Input records

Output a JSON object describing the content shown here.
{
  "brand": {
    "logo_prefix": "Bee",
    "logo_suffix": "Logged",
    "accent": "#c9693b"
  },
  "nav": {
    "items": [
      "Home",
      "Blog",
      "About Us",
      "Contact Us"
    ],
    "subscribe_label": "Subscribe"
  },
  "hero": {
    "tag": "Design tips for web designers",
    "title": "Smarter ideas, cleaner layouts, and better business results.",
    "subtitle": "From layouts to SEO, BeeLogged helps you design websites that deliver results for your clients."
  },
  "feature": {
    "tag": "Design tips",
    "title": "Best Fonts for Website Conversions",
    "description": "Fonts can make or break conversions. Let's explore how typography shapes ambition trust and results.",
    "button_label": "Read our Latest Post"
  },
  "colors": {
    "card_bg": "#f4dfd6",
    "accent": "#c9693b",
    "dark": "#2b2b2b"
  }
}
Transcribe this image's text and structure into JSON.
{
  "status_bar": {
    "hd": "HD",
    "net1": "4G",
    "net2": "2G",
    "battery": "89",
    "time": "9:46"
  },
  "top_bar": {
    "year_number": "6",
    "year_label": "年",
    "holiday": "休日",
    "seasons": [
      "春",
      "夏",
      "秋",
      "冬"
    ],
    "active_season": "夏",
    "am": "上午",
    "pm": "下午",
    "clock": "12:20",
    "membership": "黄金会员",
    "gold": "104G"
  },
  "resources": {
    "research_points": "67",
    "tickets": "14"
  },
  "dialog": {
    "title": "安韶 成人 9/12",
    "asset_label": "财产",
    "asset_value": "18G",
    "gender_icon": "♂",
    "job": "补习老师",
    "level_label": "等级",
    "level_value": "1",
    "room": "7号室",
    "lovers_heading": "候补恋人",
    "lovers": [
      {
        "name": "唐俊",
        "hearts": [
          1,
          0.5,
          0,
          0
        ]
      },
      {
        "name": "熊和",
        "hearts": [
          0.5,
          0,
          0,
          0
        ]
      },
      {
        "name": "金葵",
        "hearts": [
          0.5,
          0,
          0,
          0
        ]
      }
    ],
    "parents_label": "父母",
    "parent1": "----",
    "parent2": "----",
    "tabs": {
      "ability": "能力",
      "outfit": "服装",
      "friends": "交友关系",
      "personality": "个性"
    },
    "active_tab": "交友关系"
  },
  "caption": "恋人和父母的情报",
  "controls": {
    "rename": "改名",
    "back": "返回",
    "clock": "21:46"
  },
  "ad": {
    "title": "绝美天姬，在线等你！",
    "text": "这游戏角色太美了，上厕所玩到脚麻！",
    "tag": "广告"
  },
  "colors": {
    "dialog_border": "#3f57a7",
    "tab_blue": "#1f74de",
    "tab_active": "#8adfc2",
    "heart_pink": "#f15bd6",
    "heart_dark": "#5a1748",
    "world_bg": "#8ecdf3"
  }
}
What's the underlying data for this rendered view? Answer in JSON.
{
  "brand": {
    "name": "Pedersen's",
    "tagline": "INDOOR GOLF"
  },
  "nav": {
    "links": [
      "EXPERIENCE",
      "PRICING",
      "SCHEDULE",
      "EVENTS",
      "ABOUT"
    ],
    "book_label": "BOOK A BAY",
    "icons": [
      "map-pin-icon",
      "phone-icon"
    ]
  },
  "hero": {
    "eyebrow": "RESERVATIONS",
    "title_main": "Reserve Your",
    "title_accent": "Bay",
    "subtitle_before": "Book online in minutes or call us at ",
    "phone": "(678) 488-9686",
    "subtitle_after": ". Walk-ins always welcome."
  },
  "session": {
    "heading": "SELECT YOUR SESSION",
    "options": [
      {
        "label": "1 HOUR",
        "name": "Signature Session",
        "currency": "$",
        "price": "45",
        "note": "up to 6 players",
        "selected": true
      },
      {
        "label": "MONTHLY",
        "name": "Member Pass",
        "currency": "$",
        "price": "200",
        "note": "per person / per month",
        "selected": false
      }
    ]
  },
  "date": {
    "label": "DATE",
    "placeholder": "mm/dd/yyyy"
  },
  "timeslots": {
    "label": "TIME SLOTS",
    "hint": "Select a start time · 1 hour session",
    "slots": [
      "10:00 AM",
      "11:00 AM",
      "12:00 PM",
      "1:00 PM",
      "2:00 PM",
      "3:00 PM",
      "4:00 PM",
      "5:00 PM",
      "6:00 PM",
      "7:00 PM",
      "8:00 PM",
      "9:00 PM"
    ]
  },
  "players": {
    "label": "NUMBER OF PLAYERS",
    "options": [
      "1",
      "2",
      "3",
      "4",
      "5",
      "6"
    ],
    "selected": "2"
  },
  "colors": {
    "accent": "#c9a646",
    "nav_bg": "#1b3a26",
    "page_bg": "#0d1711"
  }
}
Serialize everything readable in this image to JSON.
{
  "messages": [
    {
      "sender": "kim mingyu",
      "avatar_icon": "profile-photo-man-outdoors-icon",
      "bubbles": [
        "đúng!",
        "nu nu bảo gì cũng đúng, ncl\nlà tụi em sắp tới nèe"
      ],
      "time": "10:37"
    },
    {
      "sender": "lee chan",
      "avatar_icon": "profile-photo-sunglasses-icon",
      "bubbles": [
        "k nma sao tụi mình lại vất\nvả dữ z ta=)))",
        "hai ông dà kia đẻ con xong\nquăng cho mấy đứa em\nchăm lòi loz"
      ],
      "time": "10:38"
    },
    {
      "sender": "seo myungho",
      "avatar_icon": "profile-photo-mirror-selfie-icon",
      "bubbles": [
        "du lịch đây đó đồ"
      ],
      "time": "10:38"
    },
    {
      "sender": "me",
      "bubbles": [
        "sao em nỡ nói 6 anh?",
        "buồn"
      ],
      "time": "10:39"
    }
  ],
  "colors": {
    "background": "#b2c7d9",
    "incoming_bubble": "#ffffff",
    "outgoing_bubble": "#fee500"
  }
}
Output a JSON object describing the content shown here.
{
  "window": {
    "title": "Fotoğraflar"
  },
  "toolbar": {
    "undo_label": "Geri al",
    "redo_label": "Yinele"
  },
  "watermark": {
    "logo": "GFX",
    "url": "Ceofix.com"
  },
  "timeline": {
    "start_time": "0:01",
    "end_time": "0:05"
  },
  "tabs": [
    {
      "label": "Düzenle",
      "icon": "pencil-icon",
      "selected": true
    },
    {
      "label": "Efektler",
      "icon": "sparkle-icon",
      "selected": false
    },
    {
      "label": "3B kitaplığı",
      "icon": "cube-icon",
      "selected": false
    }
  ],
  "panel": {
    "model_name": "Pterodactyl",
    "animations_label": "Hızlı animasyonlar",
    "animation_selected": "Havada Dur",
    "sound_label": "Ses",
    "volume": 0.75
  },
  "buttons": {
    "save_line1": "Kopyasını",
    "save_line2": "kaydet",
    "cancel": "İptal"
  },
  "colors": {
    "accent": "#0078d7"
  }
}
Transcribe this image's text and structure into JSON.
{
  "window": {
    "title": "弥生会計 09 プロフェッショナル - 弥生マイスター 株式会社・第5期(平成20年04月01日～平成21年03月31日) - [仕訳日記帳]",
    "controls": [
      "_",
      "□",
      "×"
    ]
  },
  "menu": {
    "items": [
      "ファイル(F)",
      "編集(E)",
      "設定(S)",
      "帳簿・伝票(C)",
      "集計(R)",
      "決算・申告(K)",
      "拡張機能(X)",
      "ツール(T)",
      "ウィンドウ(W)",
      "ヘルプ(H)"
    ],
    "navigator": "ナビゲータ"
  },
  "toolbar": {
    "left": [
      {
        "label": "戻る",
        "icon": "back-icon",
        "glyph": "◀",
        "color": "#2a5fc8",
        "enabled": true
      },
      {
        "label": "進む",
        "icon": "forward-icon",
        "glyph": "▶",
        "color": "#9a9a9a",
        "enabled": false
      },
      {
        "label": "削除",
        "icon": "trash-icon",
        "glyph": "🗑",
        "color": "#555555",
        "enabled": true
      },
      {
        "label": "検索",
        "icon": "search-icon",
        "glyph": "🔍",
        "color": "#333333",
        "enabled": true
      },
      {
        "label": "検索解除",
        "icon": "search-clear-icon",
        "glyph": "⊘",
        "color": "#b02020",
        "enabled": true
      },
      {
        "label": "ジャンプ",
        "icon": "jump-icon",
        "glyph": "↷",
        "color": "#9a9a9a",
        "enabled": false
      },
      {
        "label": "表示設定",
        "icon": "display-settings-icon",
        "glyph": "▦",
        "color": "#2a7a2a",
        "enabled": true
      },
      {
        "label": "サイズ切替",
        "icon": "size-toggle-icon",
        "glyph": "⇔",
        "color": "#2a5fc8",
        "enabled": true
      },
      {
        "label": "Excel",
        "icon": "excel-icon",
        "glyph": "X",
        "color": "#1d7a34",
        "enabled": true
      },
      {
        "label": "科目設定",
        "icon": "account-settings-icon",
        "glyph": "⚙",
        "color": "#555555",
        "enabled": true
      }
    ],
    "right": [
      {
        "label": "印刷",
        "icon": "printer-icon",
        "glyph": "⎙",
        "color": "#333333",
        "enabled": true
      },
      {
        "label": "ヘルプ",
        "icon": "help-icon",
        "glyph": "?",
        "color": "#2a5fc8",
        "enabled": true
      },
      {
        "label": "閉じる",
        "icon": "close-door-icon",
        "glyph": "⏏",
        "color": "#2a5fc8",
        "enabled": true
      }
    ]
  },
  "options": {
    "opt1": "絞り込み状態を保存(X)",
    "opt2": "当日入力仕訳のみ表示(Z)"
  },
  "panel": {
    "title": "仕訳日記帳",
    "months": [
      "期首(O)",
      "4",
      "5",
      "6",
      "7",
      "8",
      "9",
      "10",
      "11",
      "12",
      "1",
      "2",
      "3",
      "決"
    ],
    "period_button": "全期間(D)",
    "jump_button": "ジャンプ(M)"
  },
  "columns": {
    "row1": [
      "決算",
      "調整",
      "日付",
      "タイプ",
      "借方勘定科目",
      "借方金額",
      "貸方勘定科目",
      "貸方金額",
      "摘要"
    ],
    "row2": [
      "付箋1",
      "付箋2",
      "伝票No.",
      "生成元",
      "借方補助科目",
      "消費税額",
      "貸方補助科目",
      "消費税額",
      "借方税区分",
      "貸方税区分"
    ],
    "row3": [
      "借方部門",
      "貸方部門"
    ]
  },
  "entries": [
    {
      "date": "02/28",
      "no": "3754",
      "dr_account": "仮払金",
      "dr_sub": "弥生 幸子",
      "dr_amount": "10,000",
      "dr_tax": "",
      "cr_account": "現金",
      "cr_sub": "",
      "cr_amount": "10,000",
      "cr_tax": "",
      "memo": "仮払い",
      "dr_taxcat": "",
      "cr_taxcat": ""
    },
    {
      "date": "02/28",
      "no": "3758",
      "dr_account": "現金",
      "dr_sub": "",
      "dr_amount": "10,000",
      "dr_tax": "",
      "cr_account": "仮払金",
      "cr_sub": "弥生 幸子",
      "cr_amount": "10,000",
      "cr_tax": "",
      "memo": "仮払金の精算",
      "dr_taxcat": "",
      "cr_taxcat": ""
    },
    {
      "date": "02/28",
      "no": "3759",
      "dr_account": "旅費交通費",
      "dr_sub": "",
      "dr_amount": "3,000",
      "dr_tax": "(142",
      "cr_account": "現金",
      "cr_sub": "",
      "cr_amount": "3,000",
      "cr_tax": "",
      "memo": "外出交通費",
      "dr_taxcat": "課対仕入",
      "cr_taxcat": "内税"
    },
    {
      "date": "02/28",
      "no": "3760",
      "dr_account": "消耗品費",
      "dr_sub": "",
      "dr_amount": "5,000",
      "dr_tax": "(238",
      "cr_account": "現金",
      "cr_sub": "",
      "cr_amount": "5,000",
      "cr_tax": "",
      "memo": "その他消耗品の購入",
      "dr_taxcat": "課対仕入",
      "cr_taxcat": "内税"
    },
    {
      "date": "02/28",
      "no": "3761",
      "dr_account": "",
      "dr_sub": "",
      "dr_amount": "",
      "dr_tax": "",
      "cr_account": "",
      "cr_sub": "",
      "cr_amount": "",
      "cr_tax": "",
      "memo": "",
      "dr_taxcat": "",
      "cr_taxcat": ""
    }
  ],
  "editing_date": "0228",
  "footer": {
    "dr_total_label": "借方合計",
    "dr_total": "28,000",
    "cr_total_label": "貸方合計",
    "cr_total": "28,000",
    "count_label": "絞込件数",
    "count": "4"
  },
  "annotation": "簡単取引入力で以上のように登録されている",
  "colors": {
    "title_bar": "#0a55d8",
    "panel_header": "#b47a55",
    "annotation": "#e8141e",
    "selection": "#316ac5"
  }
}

What is needed
Output a single number: how many lines contain the word "tips".

Output of the task
2